Reproduce each line from the records that holds "lapin".
-- begin Entries --
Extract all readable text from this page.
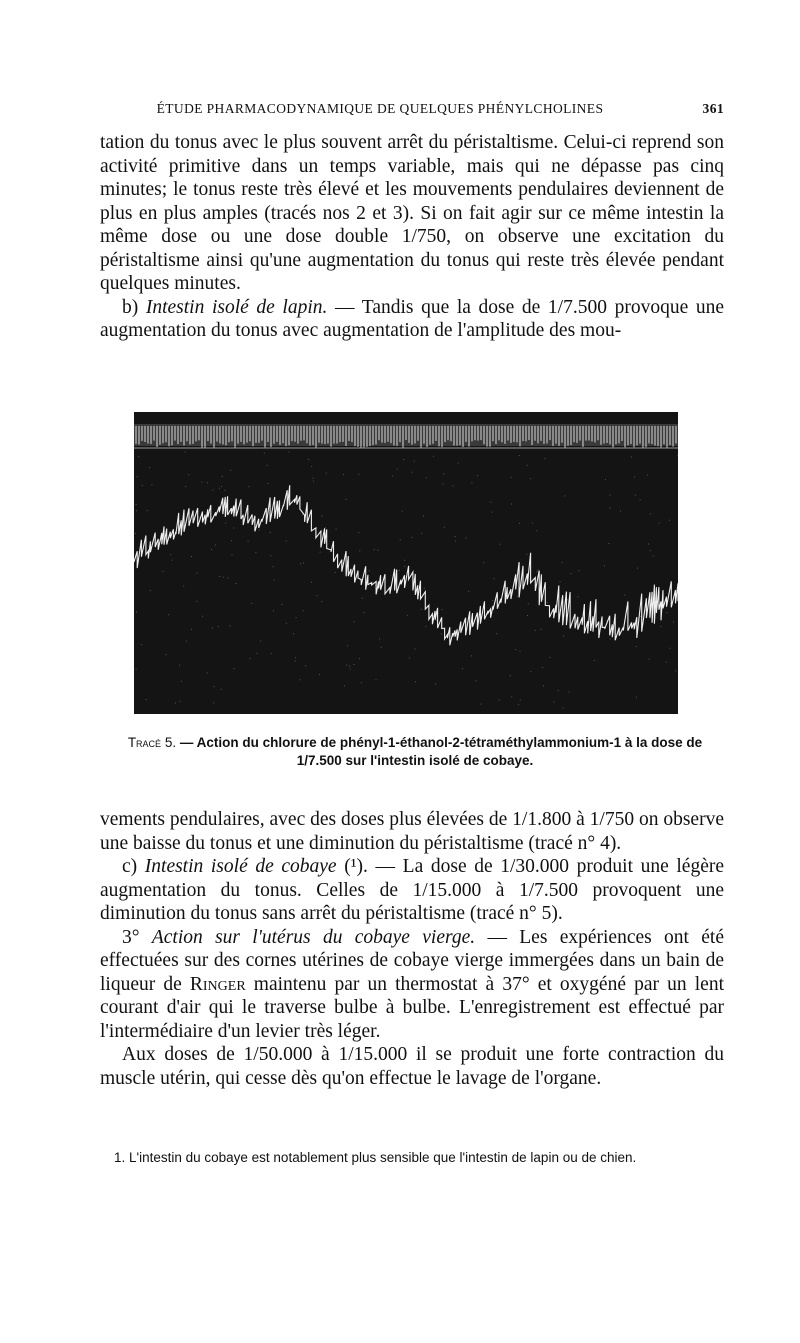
ÉTUDE PHARMACODYNAMIQUE DE QUELQUES PHÉNYLCHOLINES	361

tation du tonus avec le plus souvent arrêt du péristaltisme. Celui-ci reprend son activité primitive dans un temps variable, mais qui ne dépasse pas cinq minutes; le tonus reste très élevé et les mouvements pendulaires deviennent de plus en plus amples (tracés nos 2 et 3). Si on fait agir sur ce même intestin la même dose ou une dose double 1/750, on observe une excitation du péristaltisme ainsi qu'une augmentation du tonus qui reste très élevée pendant quelques minutes.

b) Intestin isolé de lapin. — Tandis que la dose de 1/7.500 provoque une augmentation du tonus avec augmentation de l'amplitude des mou-

Tracé 5. — Action du chlorure de phényl-1-éthanol-2-tétraméthylammonium-1 à la dose de 1/7.500 sur l'intestin isolé de cobaye.

vements pendulaires, avec des doses plus élevées de 1/1.800 à 1/750 on observe une baisse du tonus et une diminution du péristaltisme (tracé n° 4).

c) Intestin isolé de cobaye (¹). — La dose de 1/30.000 produit une légère augmentation du tonus. Celles de 1/15.000 à 1/7.500 provoquent une diminution du tonus sans arrêt du péristaltisme (tracé n° 5).

3° Action sur l'utérus du cobaye vierge. — Les expériences ont été effectuées sur des cornes utérines de cobaye vierge immergées dans un bain de liqueur de Ringer maintenu par un thermostat à 37° et oxygéné par un lent courant d'air qui le traverse bulbe à bulbe. L'enregistrement est effectué par l'intermédiaire d'un levier très léger.

Aux doses de 1/50.000 à 1/15.000 il se produit une forte contraction du muscle utérin, qui cesse dès qu'on effectue le lavage de l'organe.

1. L'intestin du cobaye est notablement plus sensible que l'intestin de lapin ou de chien.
-- end Entries --
**Output of the exercise:**
b) Intestin isolé de lapin. — Tandis que la dose de 1/7.500 provoque une augmentation du tonus avec augmentation de l'amplitude des mou-
1. L'intestin du cobaye est notablement plus sensible que l'intestin de lapin ou de chien.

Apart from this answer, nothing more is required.